**Exercise:**
The line containing "What's the underlying" marks the start; extract exactly from it through the last line of the entries, and omit any pictures.

===============

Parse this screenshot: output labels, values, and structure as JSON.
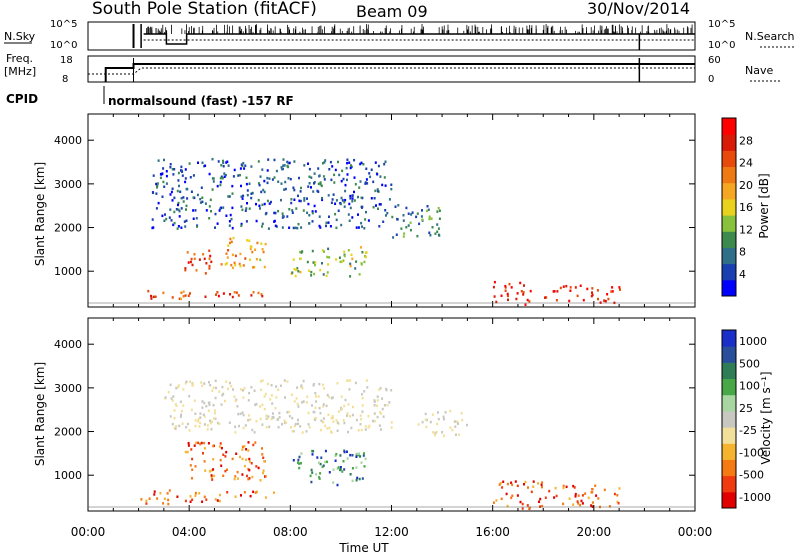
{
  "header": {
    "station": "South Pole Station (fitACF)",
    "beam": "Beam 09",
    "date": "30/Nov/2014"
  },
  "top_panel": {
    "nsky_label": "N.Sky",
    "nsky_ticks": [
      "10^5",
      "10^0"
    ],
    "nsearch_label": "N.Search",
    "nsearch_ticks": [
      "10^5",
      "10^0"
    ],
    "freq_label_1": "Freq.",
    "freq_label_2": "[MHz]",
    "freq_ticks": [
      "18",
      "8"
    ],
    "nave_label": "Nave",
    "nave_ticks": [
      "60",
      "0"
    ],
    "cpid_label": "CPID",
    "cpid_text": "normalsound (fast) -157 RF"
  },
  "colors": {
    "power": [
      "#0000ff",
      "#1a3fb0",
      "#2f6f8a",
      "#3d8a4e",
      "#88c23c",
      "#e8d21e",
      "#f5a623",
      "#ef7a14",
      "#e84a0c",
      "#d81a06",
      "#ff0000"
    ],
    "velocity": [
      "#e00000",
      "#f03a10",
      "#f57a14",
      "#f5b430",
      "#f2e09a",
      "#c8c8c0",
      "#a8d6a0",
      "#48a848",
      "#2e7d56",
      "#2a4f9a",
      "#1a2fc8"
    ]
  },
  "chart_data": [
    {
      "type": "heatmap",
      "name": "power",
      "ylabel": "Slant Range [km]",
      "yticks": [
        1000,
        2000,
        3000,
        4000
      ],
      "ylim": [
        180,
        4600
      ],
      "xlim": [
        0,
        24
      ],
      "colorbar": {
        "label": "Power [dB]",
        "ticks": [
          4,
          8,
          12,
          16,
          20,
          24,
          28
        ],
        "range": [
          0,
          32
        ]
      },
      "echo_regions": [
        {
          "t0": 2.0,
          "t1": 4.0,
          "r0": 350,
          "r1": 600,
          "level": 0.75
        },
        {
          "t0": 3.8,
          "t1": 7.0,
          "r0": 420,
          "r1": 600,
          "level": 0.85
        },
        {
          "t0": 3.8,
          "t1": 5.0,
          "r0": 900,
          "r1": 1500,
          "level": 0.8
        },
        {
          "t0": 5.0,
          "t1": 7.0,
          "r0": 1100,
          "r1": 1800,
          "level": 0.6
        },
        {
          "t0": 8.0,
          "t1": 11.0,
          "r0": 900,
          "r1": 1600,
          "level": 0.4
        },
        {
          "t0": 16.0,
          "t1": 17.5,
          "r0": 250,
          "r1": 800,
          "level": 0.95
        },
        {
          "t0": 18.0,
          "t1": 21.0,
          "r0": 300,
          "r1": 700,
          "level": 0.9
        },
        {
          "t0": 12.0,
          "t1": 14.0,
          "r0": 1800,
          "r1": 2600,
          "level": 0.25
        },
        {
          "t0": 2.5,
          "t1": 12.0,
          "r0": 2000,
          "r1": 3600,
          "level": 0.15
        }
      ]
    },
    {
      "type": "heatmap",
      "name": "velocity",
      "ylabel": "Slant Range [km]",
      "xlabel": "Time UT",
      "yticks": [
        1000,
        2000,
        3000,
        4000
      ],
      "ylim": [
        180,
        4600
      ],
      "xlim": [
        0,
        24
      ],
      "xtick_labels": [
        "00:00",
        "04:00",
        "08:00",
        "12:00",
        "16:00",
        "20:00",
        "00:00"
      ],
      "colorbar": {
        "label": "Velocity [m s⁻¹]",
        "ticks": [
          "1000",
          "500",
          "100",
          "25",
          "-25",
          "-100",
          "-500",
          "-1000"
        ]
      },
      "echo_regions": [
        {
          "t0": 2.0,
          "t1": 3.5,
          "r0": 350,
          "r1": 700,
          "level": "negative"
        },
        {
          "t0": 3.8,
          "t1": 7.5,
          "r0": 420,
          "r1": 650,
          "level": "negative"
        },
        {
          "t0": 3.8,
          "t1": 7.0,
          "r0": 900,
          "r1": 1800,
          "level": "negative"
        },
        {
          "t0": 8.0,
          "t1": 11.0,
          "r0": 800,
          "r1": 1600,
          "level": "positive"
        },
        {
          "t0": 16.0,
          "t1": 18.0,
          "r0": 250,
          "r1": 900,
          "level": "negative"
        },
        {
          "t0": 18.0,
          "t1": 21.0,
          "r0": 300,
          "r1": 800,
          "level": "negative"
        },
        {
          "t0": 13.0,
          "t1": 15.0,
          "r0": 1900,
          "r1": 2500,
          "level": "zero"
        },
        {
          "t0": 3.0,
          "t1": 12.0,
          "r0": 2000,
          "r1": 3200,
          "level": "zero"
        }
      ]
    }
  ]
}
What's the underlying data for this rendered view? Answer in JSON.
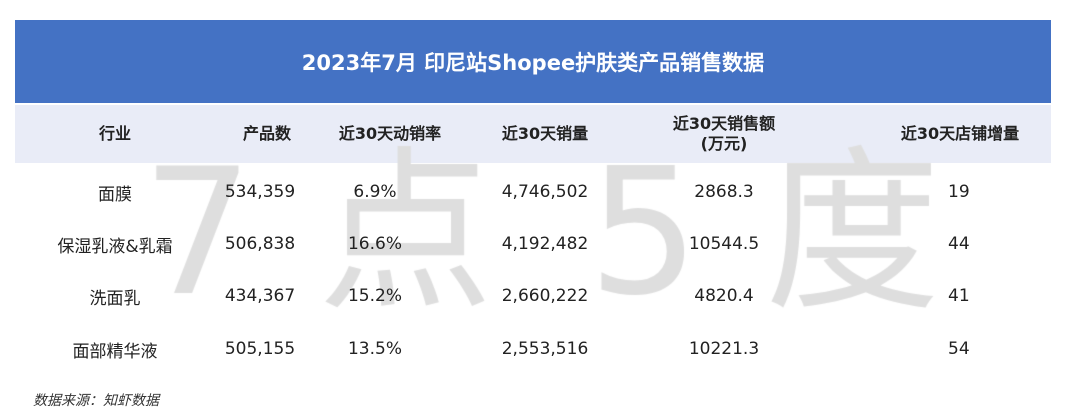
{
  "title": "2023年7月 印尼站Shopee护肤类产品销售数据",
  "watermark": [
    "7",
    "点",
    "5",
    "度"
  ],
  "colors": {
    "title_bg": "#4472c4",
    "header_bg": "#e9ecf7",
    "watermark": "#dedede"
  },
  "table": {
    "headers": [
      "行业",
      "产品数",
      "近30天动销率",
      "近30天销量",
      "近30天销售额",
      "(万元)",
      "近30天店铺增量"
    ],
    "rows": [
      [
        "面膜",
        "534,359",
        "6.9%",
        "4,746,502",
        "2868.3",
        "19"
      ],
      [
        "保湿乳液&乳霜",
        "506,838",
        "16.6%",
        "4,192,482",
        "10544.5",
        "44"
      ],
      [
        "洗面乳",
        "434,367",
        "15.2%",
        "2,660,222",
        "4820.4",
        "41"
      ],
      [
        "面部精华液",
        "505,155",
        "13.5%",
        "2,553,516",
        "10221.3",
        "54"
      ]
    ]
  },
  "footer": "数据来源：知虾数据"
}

===============

**Output below:**
What's the underlying data for this rendered view? Answer in JSON.
{
  "title": "2023年7月 印尼站Shopee护肤类产品销售数据",
  "watermark": [
    "7",
    "点",
    "5",
    "度"
  ],
  "colors": {
    "title_bg": "#4472c4",
    "header_bg": "#e9ecf7",
    "watermark": "#dedede"
  },
  "table": {
    "headers": [
      "行业",
      "产品数",
      "近30天动销率",
      "近30天销量",
      "近30天销售额",
      "(万元)",
      "近30天店铺增量"
    ],
    "rows": [
      [
        "面膜",
        "534,359",
        "6.9%",
        "4,746,502",
        "2868.3",
        "19"
      ],
      [
        "保湿乳液&乳霜",
        "506,838",
        "16.6%",
        "4,192,482",
        "10544.5",
        "44"
      ],
      [
        "洗面乳",
        "434,367",
        "15.2%",
        "2,660,222",
        "4820.4",
        "41"
      ],
      [
        "面部精华液",
        "505,155",
        "13.5%",
        "2,553,516",
        "10221.3",
        "54"
      ]
    ]
  },
  "footer": "数据来源：知虾数据"
}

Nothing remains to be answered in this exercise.